■ WRITTEN INSTRUCTION
Copy the material below, swapping each "other-well-dot" for "nearby-well-dot" and keeping every other character the same.

■ RECORD EXTRACTS
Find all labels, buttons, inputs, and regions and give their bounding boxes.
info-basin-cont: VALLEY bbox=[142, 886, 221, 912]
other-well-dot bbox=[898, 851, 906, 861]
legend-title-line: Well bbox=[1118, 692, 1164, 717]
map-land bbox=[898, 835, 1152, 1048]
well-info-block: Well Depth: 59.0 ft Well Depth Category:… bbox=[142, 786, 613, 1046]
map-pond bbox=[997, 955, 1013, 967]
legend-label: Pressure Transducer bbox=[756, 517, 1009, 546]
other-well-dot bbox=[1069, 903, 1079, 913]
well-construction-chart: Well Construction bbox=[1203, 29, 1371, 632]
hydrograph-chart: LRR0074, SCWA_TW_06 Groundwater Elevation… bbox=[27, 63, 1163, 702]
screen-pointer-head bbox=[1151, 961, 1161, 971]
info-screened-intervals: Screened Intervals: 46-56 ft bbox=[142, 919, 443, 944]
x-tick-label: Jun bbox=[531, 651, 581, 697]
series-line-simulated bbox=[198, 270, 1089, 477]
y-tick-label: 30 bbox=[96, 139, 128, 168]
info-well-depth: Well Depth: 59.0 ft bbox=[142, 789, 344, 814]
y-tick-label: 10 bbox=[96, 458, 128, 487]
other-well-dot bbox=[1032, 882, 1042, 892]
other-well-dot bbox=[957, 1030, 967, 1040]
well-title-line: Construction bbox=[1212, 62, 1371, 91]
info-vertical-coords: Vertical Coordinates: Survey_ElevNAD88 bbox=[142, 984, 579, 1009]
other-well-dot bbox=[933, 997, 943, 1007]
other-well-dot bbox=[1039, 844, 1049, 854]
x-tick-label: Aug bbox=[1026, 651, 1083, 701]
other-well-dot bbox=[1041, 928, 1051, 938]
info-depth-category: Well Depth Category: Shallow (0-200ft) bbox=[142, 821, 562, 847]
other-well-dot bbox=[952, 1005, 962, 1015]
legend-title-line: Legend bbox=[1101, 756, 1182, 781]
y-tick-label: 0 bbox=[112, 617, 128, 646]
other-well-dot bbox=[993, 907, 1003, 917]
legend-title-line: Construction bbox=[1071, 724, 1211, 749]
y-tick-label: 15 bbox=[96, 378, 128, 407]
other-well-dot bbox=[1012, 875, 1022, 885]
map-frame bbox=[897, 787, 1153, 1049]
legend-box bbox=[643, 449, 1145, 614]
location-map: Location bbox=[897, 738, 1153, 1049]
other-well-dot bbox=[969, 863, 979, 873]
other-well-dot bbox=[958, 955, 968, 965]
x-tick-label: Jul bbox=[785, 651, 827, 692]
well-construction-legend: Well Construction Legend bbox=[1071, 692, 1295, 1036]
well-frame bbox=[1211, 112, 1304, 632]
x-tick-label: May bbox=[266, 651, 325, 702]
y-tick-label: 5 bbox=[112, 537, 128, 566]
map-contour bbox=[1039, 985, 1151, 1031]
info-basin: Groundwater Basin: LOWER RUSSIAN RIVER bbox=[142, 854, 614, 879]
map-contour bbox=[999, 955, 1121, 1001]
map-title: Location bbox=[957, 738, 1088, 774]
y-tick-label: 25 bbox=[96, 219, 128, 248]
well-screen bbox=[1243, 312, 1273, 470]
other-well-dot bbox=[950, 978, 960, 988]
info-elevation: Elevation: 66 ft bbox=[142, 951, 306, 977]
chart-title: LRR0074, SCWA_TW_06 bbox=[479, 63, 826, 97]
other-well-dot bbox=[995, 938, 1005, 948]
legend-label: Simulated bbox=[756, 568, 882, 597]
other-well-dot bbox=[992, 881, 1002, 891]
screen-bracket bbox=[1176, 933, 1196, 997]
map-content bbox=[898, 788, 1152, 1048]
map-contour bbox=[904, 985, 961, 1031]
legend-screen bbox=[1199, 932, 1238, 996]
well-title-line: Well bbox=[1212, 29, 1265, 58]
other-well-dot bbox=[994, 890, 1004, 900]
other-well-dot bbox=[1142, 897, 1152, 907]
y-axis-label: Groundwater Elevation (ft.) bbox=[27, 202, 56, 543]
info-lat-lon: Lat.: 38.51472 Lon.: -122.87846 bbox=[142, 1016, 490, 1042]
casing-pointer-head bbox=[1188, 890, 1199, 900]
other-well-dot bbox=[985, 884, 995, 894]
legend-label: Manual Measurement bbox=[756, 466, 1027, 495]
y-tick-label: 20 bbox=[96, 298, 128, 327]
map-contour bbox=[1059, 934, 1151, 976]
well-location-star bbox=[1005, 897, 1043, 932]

■ WORKED ANSWER
Find all labels, buttons, inputs, and regions and give their bounding boxes.
info-basin-cont: VALLEY bbox=[142, 886, 221, 912]
nearby-well-dot bbox=[898, 851, 906, 861]
legend-title-line: Well bbox=[1118, 692, 1164, 717]
map-land bbox=[898, 835, 1152, 1048]
well-info-block: Well Depth: 59.0 ft Well Depth Category:… bbox=[142, 786, 613, 1046]
map-pond bbox=[997, 955, 1013, 967]
legend-label: Pressure Transducer bbox=[756, 517, 1009, 546]
nearby-well-dot bbox=[1069, 903, 1079, 913]
well-construction-chart: Well Construction bbox=[1203, 29, 1371, 632]
hydrograph-chart: LRR0074, SCWA_TW_06 Groundwater Elevation… bbox=[27, 63, 1163, 702]
screen-pointer-head bbox=[1151, 961, 1161, 971]
info-screened-intervals: Screened Intervals: 46-56 ft bbox=[142, 919, 443, 944]
x-tick-label: Jun bbox=[531, 651, 581, 697]
series-line-simulated bbox=[198, 270, 1089, 477]
y-tick-label: 30 bbox=[96, 139, 128, 168]
info-well-depth: Well Depth: 59.0 ft bbox=[142, 789, 344, 814]
y-tick-label: 10 bbox=[96, 458, 128, 487]
nearby-well-dot bbox=[1032, 882, 1042, 892]
nearby-well-dot bbox=[957, 1030, 967, 1040]
well-title-line: Construction bbox=[1212, 62, 1371, 91]
info-vertical-coords: Vertical Coordinates: Survey_ElevNAD88 bbox=[142, 984, 579, 1009]
nearby-well-dot bbox=[933, 997, 943, 1007]
nearby-well-dot bbox=[1039, 844, 1049, 854]
x-tick-label: Aug bbox=[1026, 651, 1083, 701]
nearby-well-dot bbox=[1041, 928, 1051, 938]
info-depth-category: Well Depth Category: Shallow (0-200ft) bbox=[142, 821, 562, 847]
nearby-well-dot bbox=[952, 1005, 962, 1015]
legend-title-line: Legend bbox=[1101, 756, 1182, 781]
y-tick-label: 0 bbox=[112, 617, 128, 646]
nearby-well-dot bbox=[993, 907, 1003, 917]
legend-title-line: Construction bbox=[1071, 724, 1211, 749]
y-tick-label: 15 bbox=[96, 378, 128, 407]
nearby-well-dot bbox=[1012, 875, 1022, 885]
map-frame bbox=[897, 787, 1153, 1049]
legend-box bbox=[643, 449, 1145, 614]
location-map: Location bbox=[897, 738, 1153, 1049]
nearby-well-dot bbox=[969, 863, 979, 873]
nearby-well-dot bbox=[958, 955, 968, 965]
x-tick-label: Jul bbox=[785, 651, 827, 692]
well-construction-legend: Well Construction Legend bbox=[1071, 692, 1295, 1036]
well-frame bbox=[1211, 112, 1304, 632]
x-tick-label: May bbox=[266, 651, 325, 702]
y-tick-label: 5 bbox=[112, 537, 128, 566]
map-contour bbox=[1039, 985, 1151, 1031]
info-basin: Groundwater Basin: LOWER RUSSIAN RIVER bbox=[142, 854, 614, 879]
map-contour bbox=[999, 955, 1121, 1001]
map-title: Location bbox=[957, 738, 1088, 774]
y-tick-label: 25 bbox=[96, 219, 128, 248]
well-screen bbox=[1243, 312, 1273, 470]
nearby-well-dot bbox=[950, 978, 960, 988]
info-elevation: Elevation: 66 ft bbox=[142, 951, 306, 977]
chart-title: LRR0074, SCWA_TW_06 bbox=[479, 63, 826, 97]
nearby-well-dot bbox=[995, 938, 1005, 948]
legend-label: Simulated bbox=[756, 568, 882, 597]
nearby-well-dot bbox=[992, 881, 1002, 891]
screen-bracket bbox=[1176, 933, 1196, 997]
map-content bbox=[898, 788, 1152, 1048]
map-contour bbox=[904, 985, 961, 1031]
legend-screen bbox=[1199, 932, 1238, 996]
well-title-line: Well bbox=[1212, 29, 1265, 58]
nearby-well-dot bbox=[994, 890, 1004, 900]
nearby-well-dot bbox=[1142, 897, 1152, 907]
y-axis-label: Groundwater Elevation (ft.) bbox=[27, 202, 56, 543]
info-lat-lon: Lat.: 38.51472 Lon.: -122.87846 bbox=[142, 1016, 490, 1042]
casing-pointer-head bbox=[1188, 890, 1199, 900]
nearby-well-dot bbox=[985, 884, 995, 894]
legend-label: Manual Measurement bbox=[756, 466, 1027, 495]
y-tick-label: 20 bbox=[96, 298, 128, 327]
map-contour bbox=[1059, 934, 1151, 976]
well-location-star bbox=[1005, 897, 1043, 932]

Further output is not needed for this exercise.